:: WHAT IS BEING ASKED ::
Below are some entries. Work out how many of their lines hold the word "this", and write that number alone.

* START EXTRACTED RECORDS *

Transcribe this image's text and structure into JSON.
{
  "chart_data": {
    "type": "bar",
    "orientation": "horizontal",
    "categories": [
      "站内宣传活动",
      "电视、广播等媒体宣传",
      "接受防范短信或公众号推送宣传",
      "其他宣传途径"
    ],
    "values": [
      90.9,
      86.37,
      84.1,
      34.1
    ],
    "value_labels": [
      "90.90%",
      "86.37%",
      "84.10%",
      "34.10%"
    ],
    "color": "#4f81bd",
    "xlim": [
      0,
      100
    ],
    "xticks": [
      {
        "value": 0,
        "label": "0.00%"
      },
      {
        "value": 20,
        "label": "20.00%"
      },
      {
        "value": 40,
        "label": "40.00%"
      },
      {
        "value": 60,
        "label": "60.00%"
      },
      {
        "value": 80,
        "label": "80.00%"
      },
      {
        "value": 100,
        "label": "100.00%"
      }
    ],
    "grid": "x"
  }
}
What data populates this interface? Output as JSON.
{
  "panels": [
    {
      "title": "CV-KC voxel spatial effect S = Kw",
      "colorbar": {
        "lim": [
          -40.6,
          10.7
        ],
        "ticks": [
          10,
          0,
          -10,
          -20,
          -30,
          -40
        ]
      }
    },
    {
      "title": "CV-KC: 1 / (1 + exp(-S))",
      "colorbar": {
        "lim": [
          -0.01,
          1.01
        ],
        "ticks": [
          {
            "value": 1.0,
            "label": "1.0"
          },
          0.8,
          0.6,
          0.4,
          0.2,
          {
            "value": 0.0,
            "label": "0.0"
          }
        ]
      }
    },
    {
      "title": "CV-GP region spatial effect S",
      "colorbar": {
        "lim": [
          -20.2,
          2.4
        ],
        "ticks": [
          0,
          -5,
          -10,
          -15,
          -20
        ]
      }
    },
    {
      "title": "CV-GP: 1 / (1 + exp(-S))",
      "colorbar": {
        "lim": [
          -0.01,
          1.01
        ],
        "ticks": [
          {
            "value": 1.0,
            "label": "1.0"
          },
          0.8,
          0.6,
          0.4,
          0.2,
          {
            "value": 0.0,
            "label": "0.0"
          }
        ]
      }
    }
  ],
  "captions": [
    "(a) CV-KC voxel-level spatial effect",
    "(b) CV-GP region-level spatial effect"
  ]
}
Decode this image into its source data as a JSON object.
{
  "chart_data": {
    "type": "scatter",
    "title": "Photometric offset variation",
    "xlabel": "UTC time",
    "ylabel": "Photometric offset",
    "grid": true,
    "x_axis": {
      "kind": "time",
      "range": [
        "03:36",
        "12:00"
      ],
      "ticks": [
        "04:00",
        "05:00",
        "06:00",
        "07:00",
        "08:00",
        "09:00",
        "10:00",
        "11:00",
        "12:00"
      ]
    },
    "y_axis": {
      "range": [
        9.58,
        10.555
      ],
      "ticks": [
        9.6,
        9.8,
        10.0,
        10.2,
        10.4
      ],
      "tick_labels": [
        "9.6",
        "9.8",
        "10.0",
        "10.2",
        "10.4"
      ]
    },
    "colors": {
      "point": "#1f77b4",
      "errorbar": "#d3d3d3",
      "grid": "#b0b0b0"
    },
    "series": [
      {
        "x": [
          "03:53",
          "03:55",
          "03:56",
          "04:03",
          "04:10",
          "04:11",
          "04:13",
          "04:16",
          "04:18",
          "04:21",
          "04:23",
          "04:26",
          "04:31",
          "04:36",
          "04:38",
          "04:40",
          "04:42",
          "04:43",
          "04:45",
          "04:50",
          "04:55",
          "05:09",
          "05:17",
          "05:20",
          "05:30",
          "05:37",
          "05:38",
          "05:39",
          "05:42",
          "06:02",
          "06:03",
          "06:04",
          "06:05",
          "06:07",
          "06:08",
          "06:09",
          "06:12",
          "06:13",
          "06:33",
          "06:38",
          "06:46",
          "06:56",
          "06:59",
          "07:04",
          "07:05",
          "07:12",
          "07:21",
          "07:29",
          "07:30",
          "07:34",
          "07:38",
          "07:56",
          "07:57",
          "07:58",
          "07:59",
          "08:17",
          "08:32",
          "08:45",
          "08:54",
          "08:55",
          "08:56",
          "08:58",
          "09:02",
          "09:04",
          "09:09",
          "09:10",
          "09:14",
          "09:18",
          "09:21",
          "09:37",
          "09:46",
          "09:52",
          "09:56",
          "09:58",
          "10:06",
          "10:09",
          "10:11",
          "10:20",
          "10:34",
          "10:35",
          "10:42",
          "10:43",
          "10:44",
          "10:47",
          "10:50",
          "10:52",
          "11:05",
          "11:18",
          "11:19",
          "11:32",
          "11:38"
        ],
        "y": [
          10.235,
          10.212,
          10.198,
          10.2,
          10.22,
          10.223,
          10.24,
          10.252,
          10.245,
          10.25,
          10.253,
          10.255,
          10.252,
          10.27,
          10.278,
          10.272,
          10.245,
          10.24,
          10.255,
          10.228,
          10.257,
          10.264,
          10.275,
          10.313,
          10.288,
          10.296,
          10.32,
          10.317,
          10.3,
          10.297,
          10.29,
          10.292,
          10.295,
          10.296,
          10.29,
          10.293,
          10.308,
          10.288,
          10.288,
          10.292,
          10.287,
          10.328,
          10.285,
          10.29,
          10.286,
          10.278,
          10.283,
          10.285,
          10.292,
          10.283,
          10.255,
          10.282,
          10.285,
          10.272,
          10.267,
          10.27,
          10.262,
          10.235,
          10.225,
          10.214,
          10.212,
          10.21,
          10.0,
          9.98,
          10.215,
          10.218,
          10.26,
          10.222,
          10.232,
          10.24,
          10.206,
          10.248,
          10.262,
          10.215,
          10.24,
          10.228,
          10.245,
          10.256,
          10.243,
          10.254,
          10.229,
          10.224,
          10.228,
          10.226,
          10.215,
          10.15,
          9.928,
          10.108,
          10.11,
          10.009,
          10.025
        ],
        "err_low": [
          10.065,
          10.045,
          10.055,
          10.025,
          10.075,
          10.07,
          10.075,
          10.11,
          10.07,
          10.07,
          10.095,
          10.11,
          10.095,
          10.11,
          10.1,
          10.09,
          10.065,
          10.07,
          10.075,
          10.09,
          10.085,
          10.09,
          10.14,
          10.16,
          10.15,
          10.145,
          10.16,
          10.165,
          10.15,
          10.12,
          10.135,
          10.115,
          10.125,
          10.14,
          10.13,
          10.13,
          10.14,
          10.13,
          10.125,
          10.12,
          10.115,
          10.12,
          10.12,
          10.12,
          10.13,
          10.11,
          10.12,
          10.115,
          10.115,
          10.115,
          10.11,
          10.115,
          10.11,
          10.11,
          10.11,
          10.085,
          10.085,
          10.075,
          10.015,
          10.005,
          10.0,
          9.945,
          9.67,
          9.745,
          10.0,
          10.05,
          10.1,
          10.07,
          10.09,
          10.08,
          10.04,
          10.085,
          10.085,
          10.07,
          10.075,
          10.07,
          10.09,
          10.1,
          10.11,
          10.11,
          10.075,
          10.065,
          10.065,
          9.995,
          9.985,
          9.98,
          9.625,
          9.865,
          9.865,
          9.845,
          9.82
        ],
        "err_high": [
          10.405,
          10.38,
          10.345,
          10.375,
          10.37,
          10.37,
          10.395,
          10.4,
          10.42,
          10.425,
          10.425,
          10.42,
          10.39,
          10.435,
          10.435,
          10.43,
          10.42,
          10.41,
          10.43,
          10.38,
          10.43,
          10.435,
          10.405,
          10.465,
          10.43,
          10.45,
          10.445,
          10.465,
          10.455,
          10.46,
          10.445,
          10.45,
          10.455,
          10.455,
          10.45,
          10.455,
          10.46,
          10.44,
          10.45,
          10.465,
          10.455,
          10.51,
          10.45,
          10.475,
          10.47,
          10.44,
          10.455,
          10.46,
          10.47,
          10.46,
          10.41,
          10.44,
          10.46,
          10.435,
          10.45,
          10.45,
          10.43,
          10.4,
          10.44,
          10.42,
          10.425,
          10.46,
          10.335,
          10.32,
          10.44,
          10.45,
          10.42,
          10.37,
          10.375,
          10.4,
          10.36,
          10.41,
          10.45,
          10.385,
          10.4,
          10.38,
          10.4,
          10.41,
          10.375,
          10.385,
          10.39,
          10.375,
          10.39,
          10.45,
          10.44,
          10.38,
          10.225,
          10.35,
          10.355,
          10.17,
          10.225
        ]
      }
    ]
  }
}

* END EXTRACTED RECORDS *

:: COMPLETE RESPONSE ::
3